#### Record set

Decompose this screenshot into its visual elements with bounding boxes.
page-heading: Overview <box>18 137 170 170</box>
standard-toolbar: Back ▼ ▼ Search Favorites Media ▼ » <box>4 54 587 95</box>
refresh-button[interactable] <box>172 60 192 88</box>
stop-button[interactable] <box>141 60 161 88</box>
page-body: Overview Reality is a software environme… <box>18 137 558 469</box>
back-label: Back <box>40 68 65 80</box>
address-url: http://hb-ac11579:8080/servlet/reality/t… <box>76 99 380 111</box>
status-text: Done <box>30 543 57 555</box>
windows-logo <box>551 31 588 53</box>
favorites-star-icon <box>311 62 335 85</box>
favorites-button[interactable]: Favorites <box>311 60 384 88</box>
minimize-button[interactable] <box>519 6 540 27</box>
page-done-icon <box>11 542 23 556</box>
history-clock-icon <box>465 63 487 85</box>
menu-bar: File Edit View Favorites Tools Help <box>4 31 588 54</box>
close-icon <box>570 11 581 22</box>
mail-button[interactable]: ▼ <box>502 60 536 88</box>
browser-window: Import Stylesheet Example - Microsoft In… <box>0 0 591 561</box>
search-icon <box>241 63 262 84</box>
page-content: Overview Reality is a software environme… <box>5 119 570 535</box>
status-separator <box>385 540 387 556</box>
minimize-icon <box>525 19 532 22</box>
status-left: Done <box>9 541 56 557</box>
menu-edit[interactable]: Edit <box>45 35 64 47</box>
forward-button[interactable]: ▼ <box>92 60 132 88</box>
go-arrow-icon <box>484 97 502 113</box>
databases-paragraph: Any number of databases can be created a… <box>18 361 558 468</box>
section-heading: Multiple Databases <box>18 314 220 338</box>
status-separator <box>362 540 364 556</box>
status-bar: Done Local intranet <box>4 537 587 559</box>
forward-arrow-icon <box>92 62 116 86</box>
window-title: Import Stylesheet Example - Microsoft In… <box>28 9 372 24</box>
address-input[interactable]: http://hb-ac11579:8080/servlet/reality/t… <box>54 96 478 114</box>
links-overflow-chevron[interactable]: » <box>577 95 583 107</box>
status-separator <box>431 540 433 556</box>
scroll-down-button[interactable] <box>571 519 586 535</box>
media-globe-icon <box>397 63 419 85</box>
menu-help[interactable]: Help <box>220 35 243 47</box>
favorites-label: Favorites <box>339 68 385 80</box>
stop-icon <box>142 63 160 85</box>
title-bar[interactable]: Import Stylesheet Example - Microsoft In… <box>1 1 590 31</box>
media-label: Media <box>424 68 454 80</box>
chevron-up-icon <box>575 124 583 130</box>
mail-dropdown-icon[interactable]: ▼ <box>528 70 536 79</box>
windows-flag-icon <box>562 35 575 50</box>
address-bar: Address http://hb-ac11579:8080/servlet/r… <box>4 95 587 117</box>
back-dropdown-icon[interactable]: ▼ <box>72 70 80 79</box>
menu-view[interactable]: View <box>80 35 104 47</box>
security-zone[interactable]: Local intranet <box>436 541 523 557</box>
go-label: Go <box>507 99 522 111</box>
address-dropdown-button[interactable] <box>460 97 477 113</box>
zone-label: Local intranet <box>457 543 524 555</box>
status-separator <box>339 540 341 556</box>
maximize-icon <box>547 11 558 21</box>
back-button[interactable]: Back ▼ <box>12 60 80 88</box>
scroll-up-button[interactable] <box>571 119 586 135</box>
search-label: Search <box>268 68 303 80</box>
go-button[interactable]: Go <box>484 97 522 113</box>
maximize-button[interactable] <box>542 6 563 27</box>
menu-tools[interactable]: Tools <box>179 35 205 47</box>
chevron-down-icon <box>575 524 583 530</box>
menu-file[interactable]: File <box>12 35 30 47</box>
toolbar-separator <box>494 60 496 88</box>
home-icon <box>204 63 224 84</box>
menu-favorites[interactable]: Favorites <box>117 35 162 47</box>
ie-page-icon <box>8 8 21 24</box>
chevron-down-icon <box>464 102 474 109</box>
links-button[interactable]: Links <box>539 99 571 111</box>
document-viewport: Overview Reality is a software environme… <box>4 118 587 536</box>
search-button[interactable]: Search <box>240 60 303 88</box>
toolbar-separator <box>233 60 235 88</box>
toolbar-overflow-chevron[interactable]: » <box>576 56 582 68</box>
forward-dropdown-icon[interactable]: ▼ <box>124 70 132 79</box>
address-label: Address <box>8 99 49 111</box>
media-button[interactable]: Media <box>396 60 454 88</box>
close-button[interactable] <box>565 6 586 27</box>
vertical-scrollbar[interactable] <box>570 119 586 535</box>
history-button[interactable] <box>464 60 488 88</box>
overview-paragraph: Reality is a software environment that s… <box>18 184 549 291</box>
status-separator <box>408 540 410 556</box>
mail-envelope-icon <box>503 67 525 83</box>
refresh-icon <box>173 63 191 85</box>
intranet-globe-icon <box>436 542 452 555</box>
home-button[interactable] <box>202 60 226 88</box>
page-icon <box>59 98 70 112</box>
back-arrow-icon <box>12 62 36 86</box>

########

_Description of the task_. Copy the listing above verbatim, from its first line through the line containing "menu-edit[interactable]: Edit <box>45", with both of those lines included.

_The response_.
Decompose this screenshot into its visual elements with bounding boxes.
page-heading: Overview <box>18 137 170 170</box>
standard-toolbar: Back ▼ ▼ Search Favorites Media ▼ » <box>4 54 587 95</box>
refresh-button[interactable] <box>172 60 192 88</box>
stop-button[interactable] <box>141 60 161 88</box>
page-body: Overview Reality is a software environme… <box>18 137 558 469</box>
back-label: Back <box>40 68 65 80</box>
address-url: http://hb-ac11579:8080/servlet/reality/t… <box>76 99 380 111</box>
status-text: Done <box>30 543 57 555</box>
windows-logo <box>551 31 588 53</box>
favorites-star-icon <box>311 62 335 85</box>
favorites-button[interactable]: Favorites <box>311 60 384 88</box>
minimize-button[interactable] <box>519 6 540 27</box>
page-done-icon <box>11 542 23 556</box>
history-clock-icon <box>465 63 487 85</box>
menu-bar: File Edit View Favorites Tools Help <box>4 31 588 54</box>
close-icon <box>570 11 581 22</box>
mail-button[interactable]: ▼ <box>502 60 536 88</box>
browser-window: Import Stylesheet Example - Microsoft In… <box>0 0 591 561</box>
search-icon <box>241 63 262 84</box>
page-content: Overview Reality is a software environme… <box>5 119 570 535</box>
status-separator <box>385 540 387 556</box>
minimize-icon <box>525 19 532 22</box>
status-left: Done <box>9 541 56 557</box>
menu-edit[interactable]: Edit <box>45 35 64 47</box>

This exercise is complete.